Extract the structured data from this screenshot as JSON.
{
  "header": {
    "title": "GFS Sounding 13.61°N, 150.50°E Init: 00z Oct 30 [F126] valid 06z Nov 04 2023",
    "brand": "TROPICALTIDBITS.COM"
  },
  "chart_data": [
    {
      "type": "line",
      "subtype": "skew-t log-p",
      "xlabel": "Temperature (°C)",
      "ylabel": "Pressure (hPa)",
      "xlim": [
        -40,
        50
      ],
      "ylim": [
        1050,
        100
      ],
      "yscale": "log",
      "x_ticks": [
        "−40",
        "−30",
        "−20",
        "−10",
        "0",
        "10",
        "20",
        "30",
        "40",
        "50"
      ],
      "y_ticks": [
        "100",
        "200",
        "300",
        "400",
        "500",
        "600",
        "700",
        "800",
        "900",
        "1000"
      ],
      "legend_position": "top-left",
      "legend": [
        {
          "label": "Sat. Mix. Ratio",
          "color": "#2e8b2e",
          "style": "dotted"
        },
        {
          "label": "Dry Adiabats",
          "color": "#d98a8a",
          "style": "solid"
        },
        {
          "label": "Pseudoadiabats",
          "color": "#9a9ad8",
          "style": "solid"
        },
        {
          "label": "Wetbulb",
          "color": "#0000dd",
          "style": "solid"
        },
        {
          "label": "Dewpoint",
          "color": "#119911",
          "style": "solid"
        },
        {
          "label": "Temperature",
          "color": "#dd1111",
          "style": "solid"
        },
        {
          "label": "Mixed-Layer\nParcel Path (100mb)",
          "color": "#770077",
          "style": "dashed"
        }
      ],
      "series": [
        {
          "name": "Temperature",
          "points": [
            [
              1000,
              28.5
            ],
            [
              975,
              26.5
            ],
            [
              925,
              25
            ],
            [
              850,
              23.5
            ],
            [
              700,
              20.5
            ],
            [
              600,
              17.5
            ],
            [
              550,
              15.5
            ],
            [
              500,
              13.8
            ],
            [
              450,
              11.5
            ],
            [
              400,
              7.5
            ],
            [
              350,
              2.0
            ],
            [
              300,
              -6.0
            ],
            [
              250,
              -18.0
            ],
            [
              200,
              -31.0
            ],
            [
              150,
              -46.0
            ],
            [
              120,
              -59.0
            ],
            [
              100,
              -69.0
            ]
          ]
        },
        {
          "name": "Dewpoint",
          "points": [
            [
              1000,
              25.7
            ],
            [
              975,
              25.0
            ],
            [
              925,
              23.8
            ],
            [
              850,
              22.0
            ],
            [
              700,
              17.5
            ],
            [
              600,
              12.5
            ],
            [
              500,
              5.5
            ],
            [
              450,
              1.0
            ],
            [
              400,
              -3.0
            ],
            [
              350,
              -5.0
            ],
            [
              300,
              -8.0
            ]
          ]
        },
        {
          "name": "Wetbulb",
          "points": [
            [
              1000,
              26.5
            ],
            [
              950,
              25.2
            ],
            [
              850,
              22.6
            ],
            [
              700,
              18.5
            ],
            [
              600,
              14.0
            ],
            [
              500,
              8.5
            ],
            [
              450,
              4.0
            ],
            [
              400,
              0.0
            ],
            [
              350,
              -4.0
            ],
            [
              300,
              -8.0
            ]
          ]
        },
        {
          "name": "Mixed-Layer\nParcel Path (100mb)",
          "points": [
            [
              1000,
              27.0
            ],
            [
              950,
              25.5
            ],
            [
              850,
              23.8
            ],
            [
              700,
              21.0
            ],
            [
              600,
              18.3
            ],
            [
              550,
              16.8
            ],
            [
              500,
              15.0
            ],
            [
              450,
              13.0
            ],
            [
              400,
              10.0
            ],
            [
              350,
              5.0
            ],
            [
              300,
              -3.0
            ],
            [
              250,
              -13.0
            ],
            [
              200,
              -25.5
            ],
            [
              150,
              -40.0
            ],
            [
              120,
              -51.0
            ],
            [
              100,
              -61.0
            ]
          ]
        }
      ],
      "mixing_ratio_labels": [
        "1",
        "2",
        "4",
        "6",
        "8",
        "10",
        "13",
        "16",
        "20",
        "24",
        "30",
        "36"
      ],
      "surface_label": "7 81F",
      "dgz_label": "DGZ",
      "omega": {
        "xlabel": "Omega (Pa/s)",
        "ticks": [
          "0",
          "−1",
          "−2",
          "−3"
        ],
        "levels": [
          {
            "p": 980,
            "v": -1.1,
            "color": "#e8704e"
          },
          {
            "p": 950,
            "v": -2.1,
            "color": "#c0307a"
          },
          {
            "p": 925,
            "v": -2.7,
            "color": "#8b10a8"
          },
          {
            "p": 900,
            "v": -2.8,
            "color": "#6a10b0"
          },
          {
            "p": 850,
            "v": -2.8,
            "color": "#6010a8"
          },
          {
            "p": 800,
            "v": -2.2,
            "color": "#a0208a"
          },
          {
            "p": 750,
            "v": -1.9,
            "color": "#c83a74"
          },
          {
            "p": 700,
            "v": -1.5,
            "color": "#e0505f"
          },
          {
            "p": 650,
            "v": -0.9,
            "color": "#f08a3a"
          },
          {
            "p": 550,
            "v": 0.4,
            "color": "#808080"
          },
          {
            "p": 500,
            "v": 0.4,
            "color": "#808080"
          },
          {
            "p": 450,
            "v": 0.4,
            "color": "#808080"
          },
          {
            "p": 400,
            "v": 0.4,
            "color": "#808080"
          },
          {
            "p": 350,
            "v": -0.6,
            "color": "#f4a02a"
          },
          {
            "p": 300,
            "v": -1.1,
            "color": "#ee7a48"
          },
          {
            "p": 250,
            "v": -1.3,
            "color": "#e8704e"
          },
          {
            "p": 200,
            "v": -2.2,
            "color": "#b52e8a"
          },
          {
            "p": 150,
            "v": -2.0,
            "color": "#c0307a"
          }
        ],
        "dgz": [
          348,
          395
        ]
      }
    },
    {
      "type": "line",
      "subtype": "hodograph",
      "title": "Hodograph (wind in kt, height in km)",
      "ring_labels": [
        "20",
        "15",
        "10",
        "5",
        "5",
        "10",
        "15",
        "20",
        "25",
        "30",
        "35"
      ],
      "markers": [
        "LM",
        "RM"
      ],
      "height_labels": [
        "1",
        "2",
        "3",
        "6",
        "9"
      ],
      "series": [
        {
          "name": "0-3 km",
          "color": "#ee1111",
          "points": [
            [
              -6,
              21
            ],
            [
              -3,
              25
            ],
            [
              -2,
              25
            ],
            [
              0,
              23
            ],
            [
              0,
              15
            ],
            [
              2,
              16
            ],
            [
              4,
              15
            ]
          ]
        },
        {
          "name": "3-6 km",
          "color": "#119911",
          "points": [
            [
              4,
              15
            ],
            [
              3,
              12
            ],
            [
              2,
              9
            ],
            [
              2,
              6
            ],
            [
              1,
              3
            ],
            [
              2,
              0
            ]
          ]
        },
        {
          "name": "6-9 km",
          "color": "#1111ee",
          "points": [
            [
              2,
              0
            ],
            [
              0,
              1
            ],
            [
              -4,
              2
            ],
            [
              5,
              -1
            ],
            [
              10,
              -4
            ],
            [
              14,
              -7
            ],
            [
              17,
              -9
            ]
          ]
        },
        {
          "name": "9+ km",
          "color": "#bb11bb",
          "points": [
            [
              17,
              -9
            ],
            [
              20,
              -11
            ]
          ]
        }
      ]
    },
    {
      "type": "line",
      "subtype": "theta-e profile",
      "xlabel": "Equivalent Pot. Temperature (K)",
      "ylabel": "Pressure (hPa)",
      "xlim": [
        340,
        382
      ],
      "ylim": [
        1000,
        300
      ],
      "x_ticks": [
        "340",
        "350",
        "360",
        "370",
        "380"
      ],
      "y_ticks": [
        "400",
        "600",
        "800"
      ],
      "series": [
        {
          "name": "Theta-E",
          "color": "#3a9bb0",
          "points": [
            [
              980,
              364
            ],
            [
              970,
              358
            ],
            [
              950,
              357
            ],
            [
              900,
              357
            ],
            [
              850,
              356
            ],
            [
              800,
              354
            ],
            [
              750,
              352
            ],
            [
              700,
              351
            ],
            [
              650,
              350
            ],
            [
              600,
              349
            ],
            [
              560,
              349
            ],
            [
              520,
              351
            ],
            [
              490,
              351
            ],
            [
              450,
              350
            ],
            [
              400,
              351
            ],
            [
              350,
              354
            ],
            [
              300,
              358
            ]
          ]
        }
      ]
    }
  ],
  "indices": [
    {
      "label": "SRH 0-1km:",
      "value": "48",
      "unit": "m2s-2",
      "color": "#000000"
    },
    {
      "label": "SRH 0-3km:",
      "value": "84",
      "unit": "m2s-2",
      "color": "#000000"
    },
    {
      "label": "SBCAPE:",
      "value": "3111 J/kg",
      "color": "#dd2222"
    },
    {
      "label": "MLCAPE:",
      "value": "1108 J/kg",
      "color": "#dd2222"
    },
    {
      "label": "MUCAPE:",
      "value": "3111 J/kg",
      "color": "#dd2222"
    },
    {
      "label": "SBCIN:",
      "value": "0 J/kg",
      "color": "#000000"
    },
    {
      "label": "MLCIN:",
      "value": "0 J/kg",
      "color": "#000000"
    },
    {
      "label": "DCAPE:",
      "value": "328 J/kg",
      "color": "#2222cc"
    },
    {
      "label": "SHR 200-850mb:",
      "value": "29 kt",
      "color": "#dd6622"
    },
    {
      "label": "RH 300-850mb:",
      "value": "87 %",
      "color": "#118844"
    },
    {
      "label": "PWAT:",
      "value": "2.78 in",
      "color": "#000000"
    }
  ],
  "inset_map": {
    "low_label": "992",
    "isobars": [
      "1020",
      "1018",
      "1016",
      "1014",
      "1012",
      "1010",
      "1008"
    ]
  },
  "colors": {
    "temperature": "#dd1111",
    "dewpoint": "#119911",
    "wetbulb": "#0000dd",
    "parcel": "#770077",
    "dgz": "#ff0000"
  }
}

■ TASK GOAL ■
Write out every line of the preceding listing that contains "name".

■ ANSWER TO THE EXERCISE ■
          "name": "Temperature",
          "name": "Dewpoint",
          "name": "Wetbulb",
          "name": "Mixed-Layer\nParcel Path (100mb)",
          "name": "0-3 km",
          "name": "3-6 km",
          "name": "6-9 km",
          "name": "9+ km",
          "name": "Theta-E",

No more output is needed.